CHALLENGE:
Search the material for the word "matter" and copy each line that holds it.

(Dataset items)
== == ==

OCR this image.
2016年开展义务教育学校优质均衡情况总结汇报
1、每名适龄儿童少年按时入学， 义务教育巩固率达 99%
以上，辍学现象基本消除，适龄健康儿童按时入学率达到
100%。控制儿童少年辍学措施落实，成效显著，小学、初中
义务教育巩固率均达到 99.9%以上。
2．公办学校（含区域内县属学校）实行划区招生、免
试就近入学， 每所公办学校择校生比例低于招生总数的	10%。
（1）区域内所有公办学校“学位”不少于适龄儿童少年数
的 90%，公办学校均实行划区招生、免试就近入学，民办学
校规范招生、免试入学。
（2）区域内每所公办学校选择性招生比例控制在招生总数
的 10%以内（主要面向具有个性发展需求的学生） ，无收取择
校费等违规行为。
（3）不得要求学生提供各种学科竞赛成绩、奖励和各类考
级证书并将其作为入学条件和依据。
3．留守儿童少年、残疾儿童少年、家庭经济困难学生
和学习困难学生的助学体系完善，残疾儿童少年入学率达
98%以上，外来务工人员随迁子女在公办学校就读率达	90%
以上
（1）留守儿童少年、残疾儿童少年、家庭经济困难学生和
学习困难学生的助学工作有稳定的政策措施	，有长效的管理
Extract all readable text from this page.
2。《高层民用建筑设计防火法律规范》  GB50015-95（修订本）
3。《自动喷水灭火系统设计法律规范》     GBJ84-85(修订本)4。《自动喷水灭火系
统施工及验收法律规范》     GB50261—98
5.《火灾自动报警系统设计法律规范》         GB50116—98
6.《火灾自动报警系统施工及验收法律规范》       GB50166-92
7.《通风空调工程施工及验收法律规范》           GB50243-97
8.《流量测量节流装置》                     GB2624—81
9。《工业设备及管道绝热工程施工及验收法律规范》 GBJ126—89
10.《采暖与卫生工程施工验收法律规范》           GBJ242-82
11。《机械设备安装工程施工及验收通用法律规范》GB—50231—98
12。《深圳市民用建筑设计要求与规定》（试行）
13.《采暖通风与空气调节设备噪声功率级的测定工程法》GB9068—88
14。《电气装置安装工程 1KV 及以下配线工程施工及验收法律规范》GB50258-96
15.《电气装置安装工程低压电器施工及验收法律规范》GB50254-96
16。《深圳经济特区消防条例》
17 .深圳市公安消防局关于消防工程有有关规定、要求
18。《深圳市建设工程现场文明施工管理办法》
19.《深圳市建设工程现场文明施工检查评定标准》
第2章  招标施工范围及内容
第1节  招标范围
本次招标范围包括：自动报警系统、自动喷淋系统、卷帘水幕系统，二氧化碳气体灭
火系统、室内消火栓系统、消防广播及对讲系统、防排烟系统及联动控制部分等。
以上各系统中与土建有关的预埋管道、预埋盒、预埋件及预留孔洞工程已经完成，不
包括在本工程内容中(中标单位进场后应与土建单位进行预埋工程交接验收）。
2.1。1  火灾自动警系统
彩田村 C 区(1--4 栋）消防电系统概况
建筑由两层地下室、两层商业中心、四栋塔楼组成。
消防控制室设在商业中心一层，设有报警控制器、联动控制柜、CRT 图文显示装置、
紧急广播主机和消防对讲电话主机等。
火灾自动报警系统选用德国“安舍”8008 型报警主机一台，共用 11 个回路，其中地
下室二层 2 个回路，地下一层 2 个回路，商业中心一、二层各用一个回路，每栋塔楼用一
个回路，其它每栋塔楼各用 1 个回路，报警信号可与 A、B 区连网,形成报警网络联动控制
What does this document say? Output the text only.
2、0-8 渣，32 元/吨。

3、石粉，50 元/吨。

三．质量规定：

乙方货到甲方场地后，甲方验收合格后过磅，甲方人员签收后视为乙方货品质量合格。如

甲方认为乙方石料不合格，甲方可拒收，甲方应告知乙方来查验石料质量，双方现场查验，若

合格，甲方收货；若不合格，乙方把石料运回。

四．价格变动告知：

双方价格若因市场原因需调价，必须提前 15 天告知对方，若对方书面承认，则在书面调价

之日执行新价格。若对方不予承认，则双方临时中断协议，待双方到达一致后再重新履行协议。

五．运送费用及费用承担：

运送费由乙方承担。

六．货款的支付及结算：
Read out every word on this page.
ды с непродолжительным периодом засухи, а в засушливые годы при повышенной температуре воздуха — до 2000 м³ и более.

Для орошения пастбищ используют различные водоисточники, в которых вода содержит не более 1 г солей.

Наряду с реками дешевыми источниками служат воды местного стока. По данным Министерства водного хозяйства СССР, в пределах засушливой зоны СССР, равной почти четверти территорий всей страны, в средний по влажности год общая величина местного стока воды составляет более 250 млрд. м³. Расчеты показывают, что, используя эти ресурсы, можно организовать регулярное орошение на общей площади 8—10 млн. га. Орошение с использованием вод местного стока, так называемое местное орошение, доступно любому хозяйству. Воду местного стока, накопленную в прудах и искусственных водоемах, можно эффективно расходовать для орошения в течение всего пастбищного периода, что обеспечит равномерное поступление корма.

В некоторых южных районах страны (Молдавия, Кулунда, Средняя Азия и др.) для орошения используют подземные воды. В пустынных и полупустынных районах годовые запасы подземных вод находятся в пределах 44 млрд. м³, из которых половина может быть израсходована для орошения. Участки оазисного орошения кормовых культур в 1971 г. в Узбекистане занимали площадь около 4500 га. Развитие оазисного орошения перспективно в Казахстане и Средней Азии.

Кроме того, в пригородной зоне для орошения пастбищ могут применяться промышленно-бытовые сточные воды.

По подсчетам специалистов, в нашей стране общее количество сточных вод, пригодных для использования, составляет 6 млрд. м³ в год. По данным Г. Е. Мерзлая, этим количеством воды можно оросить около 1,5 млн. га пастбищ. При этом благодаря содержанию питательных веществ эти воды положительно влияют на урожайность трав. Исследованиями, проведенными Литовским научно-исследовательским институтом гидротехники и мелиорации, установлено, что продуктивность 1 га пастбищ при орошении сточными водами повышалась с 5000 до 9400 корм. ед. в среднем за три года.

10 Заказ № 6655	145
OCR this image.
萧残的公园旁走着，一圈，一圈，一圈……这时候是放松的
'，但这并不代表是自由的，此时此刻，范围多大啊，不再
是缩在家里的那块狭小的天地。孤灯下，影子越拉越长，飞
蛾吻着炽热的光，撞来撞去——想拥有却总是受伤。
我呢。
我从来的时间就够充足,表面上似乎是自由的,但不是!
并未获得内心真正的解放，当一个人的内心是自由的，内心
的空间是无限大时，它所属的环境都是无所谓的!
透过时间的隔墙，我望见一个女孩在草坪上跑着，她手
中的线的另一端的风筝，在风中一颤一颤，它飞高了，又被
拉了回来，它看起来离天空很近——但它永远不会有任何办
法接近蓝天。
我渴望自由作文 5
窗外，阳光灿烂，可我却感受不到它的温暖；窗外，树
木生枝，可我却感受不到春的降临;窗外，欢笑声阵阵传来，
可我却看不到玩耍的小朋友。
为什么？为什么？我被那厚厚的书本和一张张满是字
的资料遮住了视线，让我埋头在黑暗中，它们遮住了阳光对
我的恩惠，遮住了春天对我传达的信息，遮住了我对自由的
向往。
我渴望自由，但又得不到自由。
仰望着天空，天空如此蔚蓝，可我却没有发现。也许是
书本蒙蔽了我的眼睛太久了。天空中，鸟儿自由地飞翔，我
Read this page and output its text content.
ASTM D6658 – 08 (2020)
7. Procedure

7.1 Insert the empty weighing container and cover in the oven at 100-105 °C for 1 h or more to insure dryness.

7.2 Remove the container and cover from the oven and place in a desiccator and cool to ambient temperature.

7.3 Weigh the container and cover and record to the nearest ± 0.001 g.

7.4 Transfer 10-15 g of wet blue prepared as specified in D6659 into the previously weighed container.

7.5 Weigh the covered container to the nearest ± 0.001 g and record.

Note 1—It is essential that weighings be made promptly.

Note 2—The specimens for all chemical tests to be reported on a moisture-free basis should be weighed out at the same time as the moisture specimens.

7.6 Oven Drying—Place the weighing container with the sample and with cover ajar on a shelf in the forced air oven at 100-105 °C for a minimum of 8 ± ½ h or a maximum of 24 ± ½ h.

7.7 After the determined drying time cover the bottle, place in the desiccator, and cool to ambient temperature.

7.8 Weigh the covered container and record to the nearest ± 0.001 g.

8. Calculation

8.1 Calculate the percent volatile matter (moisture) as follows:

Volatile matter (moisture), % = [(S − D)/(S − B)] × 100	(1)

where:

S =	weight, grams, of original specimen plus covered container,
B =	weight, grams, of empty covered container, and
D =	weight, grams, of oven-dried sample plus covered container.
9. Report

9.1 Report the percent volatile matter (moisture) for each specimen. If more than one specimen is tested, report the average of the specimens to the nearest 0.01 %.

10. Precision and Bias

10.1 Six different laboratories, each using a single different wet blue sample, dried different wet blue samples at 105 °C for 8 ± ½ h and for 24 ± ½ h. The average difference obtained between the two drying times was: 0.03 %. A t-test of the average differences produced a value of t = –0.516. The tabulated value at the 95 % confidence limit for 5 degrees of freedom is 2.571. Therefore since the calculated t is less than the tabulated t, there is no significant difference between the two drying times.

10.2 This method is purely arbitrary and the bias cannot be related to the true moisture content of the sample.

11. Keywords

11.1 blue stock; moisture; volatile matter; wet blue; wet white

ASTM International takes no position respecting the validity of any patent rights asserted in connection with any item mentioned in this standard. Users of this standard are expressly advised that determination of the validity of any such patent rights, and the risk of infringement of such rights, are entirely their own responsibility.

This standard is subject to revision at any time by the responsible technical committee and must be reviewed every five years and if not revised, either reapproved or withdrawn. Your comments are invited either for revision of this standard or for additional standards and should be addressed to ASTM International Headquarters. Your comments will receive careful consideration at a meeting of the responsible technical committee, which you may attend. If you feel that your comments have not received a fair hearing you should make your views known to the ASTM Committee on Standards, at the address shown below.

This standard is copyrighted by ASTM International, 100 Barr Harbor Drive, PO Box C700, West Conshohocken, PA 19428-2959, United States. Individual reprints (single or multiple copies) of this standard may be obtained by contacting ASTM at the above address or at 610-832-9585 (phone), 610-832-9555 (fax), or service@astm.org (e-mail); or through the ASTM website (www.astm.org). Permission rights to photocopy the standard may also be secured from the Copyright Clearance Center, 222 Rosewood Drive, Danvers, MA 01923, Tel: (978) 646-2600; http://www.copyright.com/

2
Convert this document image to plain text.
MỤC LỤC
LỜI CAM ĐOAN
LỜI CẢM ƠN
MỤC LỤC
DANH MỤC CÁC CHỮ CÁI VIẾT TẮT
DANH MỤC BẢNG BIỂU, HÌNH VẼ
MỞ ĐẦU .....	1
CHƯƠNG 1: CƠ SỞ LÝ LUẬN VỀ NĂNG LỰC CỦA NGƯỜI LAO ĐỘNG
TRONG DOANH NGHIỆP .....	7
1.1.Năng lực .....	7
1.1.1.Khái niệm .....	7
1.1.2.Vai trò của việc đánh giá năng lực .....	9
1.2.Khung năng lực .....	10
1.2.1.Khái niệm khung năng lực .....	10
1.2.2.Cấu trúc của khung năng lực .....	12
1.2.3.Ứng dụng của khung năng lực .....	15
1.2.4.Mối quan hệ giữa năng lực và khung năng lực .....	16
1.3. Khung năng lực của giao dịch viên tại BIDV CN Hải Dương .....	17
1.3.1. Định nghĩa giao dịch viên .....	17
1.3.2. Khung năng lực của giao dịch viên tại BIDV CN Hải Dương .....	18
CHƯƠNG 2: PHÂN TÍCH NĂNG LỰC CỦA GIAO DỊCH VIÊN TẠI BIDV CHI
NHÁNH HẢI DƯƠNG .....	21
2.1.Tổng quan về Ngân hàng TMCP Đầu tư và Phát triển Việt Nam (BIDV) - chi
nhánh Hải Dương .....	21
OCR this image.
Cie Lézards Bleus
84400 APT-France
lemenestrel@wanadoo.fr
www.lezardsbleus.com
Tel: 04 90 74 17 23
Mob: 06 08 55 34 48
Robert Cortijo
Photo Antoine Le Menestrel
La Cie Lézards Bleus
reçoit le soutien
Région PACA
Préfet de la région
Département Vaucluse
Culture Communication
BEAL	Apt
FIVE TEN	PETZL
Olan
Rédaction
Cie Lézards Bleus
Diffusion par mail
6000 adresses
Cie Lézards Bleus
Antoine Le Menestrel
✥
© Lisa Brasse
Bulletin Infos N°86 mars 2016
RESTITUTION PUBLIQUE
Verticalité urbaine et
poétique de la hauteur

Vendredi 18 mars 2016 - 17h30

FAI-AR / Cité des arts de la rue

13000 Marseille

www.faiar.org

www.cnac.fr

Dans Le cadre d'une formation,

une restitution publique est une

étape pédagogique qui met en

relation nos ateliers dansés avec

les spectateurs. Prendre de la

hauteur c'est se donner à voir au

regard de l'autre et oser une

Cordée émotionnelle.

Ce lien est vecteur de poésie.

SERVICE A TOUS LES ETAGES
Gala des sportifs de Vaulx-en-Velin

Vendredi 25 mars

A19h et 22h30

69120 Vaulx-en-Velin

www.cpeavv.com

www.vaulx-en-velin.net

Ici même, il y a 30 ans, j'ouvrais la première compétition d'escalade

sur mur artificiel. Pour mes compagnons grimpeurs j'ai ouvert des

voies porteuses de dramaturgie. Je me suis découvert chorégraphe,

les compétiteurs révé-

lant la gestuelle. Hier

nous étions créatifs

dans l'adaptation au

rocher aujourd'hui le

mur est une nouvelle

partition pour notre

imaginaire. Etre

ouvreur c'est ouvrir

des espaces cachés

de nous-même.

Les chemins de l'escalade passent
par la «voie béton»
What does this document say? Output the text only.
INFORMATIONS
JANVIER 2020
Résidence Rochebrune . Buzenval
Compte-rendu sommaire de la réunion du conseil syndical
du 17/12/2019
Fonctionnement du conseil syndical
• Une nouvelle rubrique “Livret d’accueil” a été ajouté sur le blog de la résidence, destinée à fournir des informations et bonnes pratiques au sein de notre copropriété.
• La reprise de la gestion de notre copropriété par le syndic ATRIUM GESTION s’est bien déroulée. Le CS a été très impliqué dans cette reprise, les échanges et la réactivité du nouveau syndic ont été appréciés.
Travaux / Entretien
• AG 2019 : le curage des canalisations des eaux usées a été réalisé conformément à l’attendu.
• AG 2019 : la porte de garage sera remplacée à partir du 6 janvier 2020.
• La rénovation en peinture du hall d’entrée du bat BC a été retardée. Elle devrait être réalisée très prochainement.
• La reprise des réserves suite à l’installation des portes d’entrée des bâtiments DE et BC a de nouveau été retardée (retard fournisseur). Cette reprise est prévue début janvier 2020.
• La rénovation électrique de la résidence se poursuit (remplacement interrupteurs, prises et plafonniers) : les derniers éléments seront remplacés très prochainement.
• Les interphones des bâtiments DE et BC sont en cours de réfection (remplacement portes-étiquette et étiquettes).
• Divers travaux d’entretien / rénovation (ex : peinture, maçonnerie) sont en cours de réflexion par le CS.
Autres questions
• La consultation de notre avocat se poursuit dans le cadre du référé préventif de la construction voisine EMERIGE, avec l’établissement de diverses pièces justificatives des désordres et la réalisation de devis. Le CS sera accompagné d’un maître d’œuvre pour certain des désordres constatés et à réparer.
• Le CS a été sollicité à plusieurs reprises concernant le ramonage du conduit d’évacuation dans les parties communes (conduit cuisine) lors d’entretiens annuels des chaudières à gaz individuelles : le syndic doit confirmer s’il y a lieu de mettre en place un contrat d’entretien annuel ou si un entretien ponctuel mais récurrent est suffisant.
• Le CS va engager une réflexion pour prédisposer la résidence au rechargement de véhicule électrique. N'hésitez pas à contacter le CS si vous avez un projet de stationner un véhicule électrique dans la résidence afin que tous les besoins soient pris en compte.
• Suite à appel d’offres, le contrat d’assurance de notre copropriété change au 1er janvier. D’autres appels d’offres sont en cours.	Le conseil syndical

== == ==

EXERCISE RESPONSE:
8.1 Calculate the percent volatile matter (moisture) as follows:
Volatile matter (moisture), % = [(S − D)/(S − B)] × 100	(1)
9.1 Report the percent volatile matter (moisture) for each specimen. If more than one specimen is tested, report the average of the specimens to the nearest 0.01 %.
11.1 blue stock; moisture; volatile matter; wet blue; wet white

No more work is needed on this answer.